→ Data excerpts:
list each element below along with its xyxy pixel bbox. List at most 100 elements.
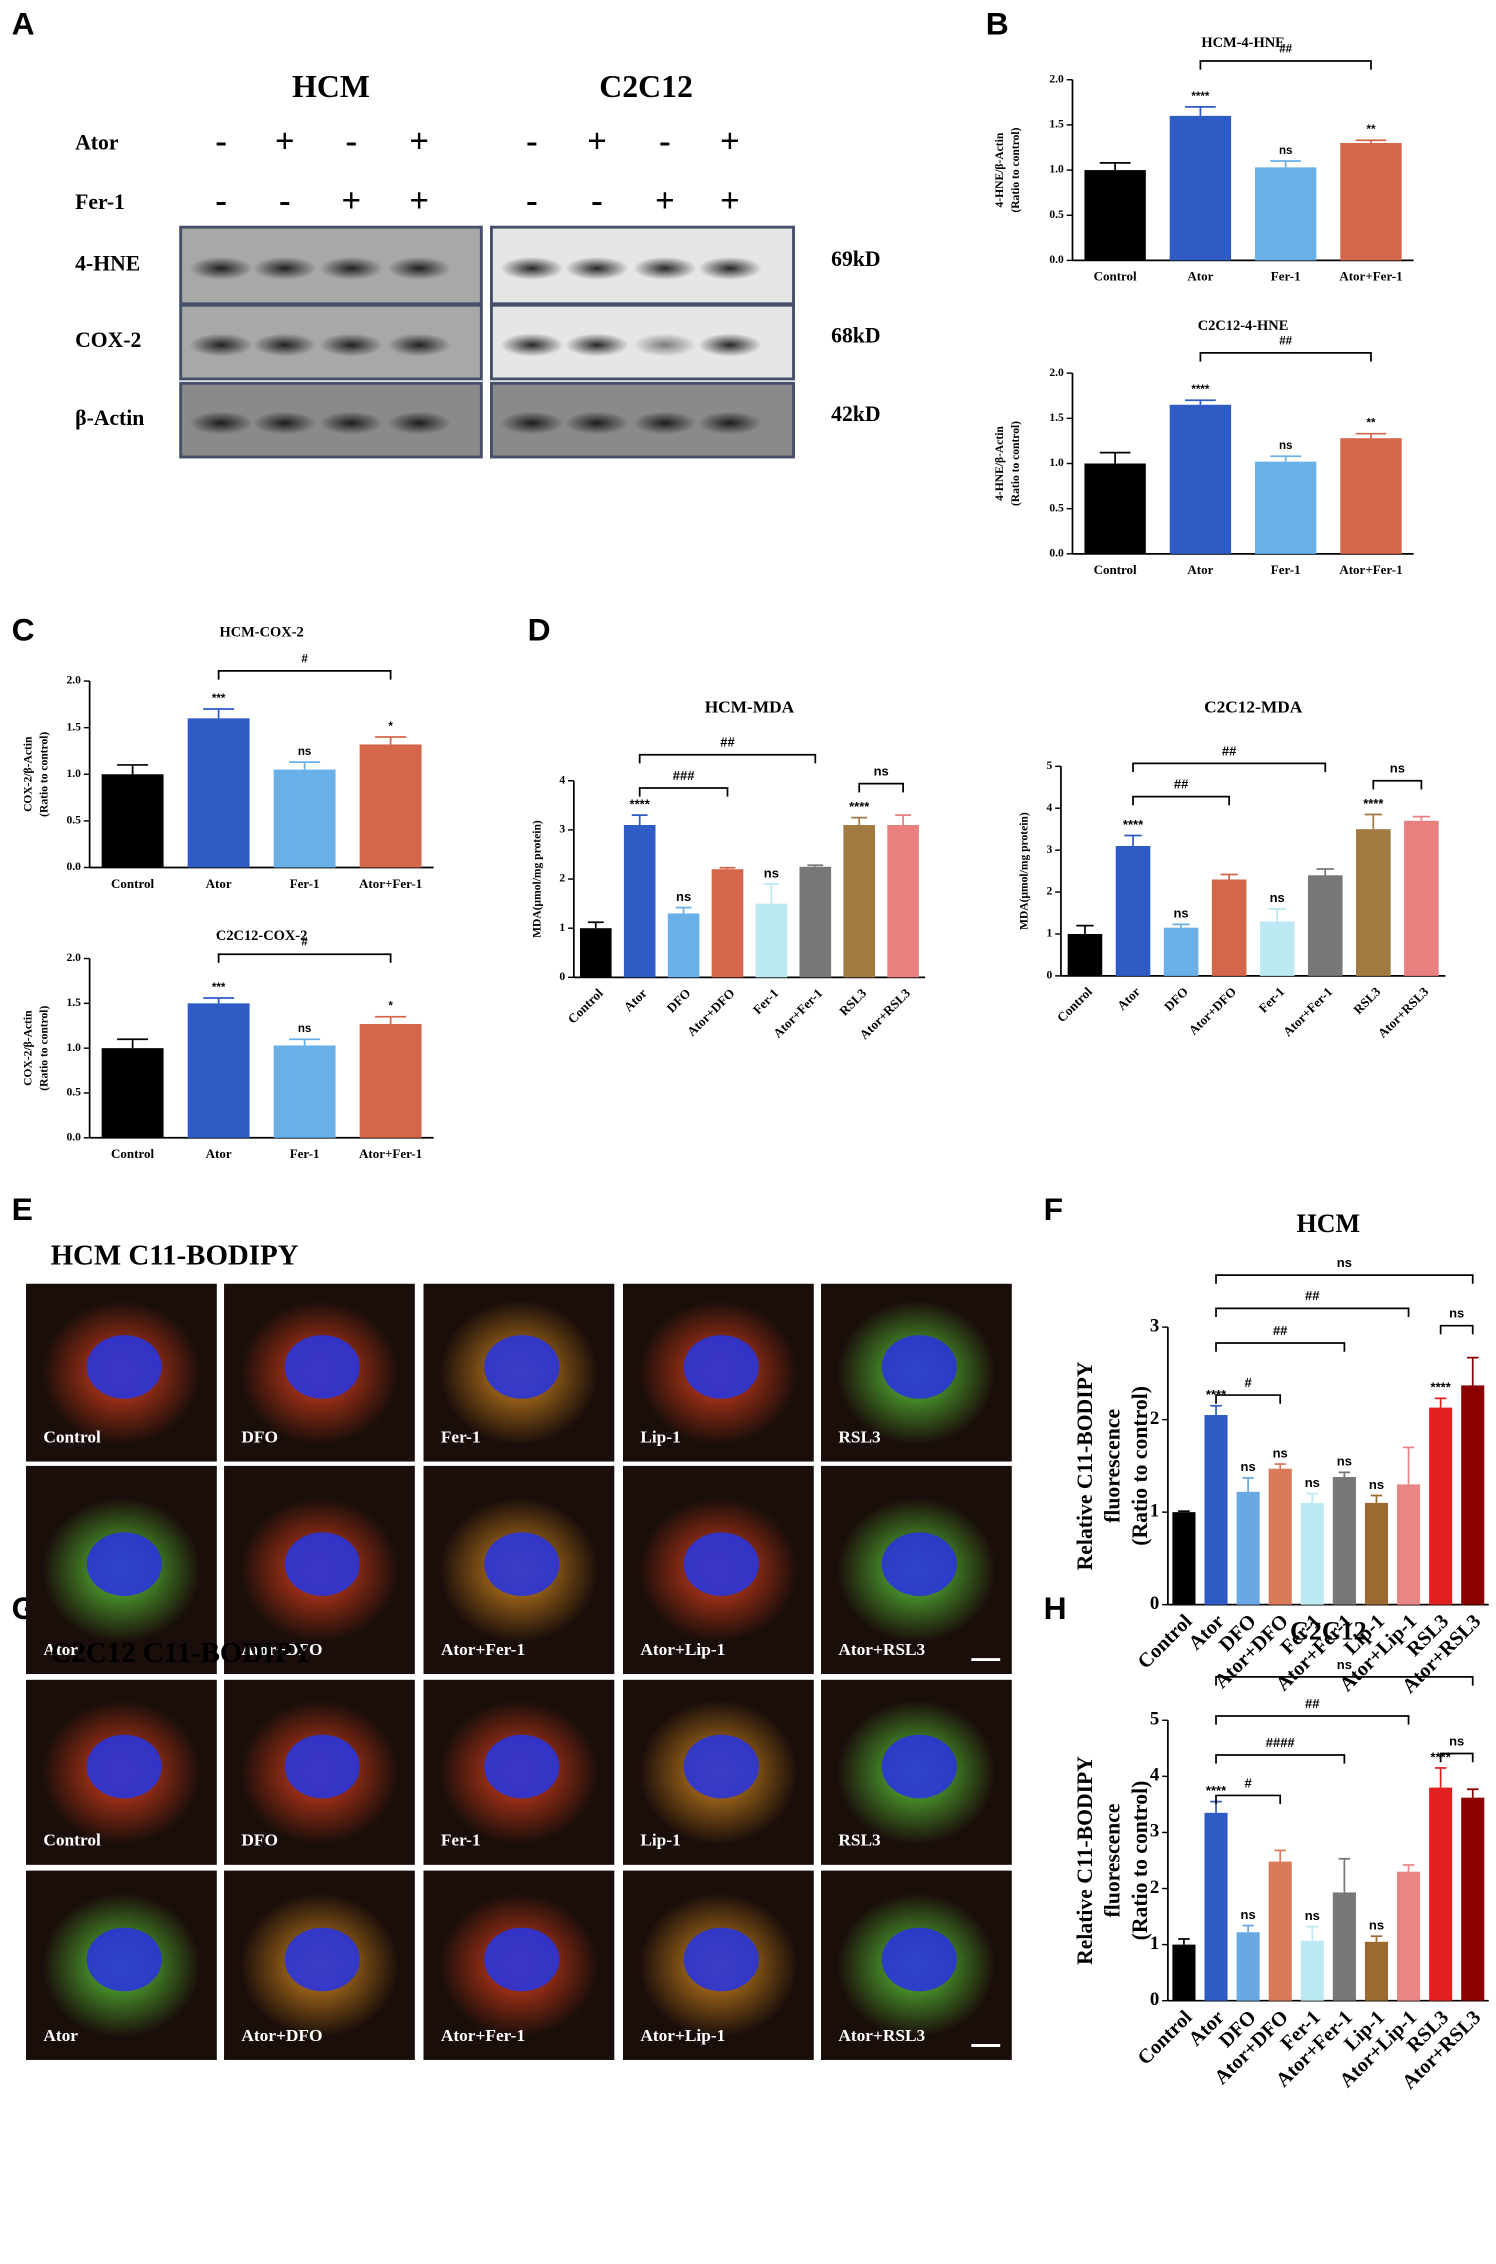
micrograph-label: Ator+Fer-1 [441, 2026, 525, 2045]
y-tick-label: 3 [1046, 843, 1052, 856]
bar [187, 1003, 250, 1138]
micrograph-label: Ator [43, 1640, 78, 1659]
micrograph-label: Control [43, 1427, 101, 1446]
sign: + [587, 122, 607, 161]
size-label: 42kD [831, 402, 880, 426]
y-tick-label: 0.5 [67, 814, 82, 827]
nucleus [683, 1734, 759, 1799]
bar [1364, 1502, 1389, 1605]
y-axis-label: fluorescence [1100, 1409, 1124, 1523]
bracket [1215, 1307, 1410, 1318]
bar [1169, 404, 1232, 554]
bracket-label: ns [1337, 1255, 1352, 1270]
bar [101, 774, 164, 868]
bracket [1132, 762, 1327, 773]
chart-title: HCM-COX-2 [220, 625, 304, 641]
y-tick-label: 0.0 [67, 1130, 82, 1143]
x-tick-label: Ator+RSL3 [1375, 984, 1432, 1041]
nucleus [86, 1335, 162, 1399]
y-tick-label: 1.5 [67, 720, 82, 733]
bracket [638, 787, 729, 797]
bar [1397, 1871, 1421, 2001]
x-tick-label: DFO [1161, 984, 1191, 1014]
nucleus [86, 1532, 162, 1596]
micrograph-label: Fer-1 [441, 1831, 481, 1850]
x-tick-label: Control [111, 1146, 154, 1161]
sign: - [591, 181, 603, 220]
chart-title: HCM [1297, 1209, 1361, 1238]
micrograph-label: Fer-1 [441, 1427, 481, 1446]
bar [1364, 1941, 1389, 2001]
y-tick-label: 3 [1150, 1821, 1159, 1842]
x-tick-label: Ator+DFO [1186, 984, 1240, 1038]
y-tick-label: 2.0 [1049, 366, 1064, 379]
sign: - [659, 122, 671, 161]
nucleus [284, 1335, 360, 1399]
bracket [1215, 1274, 1474, 1284]
bracket-label: # [1244, 1775, 1252, 1790]
significance-label: ns [1369, 1918, 1384, 1933]
y-tick-label: 2 [1046, 885, 1052, 898]
significance-label: ns [1337, 1454, 1352, 1469]
sign: + [409, 122, 429, 161]
bar [1169, 115, 1232, 261]
bar [1172, 1944, 1196, 2001]
chart-title: HCM-MDA [705, 697, 795, 716]
y-tick-label: 2 [1150, 1408, 1159, 1429]
chart-title: C2C12 [1290, 1617, 1367, 1646]
bar [273, 769, 336, 868]
y-axis-label: COX-2/β-Actin [22, 736, 35, 812]
y-tick-label: 1 [1046, 927, 1052, 940]
x-tick-label: Ator [1187, 562, 1213, 577]
bar [1340, 142, 1402, 261]
treatment-label: Ator [75, 131, 119, 155]
y-tick-label: 0 [1150, 1989, 1159, 2010]
nucleus [484, 1734, 560, 1799]
blot-band [252, 333, 317, 357]
bar [1268, 1468, 1292, 1605]
bracket-label: ## [1279, 43, 1292, 55]
x-tick-label: Ator+Fer-1 [1280, 984, 1335, 1039]
bar [1067, 933, 1103, 976]
blot-band [319, 256, 384, 280]
panel-label: B [986, 6, 1009, 42]
x-tick-label: Control [565, 985, 606, 1026]
x-tick-label: Ator [206, 876, 232, 891]
y-tick-label: 1.0 [1049, 456, 1064, 469]
bar [623, 824, 656, 978]
bar [1236, 1932, 1260, 2001]
micrograph-label: DFO [241, 1427, 278, 1446]
significance-label: ns [1305, 1908, 1320, 1923]
bar [1461, 1797, 1485, 2001]
x-tick-label: Fer-1 [1271, 562, 1301, 577]
bar [755, 903, 788, 978]
bar [1115, 845, 1151, 976]
micrograph-label: Ator+Lip-1 [640, 1640, 725, 1659]
chart-title: C2C12-COX-2 [216, 928, 307, 944]
micrograph-label: Ator+Fer-1 [441, 1640, 525, 1659]
protein-label: 4-HNE [75, 251, 140, 275]
significance-label: **** [1123, 817, 1144, 832]
y-tick-label: 3 [1150, 1315, 1159, 1336]
sign: - [345, 122, 357, 161]
y-tick-label: 5 [1150, 1709, 1159, 1730]
y-axis-label: (Ratio to control) [37, 1005, 50, 1090]
significance-label: ns [1270, 890, 1285, 905]
sign: - [526, 122, 538, 161]
blot-band [633, 333, 697, 357]
significance-label: *** [212, 982, 226, 994]
significance-label: **** [630, 796, 651, 811]
bar [1204, 1812, 1228, 2001]
treatment-label: Fer-1 [75, 190, 125, 214]
micrograph-label: Ator+Lip-1 [640, 2026, 725, 2045]
bracket-label: ### [673, 768, 695, 783]
bar [1268, 1861, 1292, 2001]
bar [101, 1048, 164, 1138]
bar [1429, 1407, 1453, 1605]
significance-label: **** [1431, 1380, 1452, 1395]
protein-label: β-Actin [75, 406, 144, 430]
x-tick-label: Control [1094, 269, 1137, 284]
x-tick-label: Fer-1 [1271, 269, 1301, 284]
x-tick-label: Ator+Fer-1 [359, 1146, 422, 1161]
bar [1254, 167, 1317, 261]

→ Task requirements: Whenever a line in the listing above includes the word "title", return that line.

→ The completed task:
chart-title: HCM-COX-2 [220, 625, 304, 641]
chart-title: HCM [1297, 1209, 1361, 1238]
chart-title: HCM-MDA [705, 697, 795, 716]
chart-title: C2C12 [1290, 1617, 1367, 1646]
chart-title: C2C12-COX-2 [216, 928, 307, 944]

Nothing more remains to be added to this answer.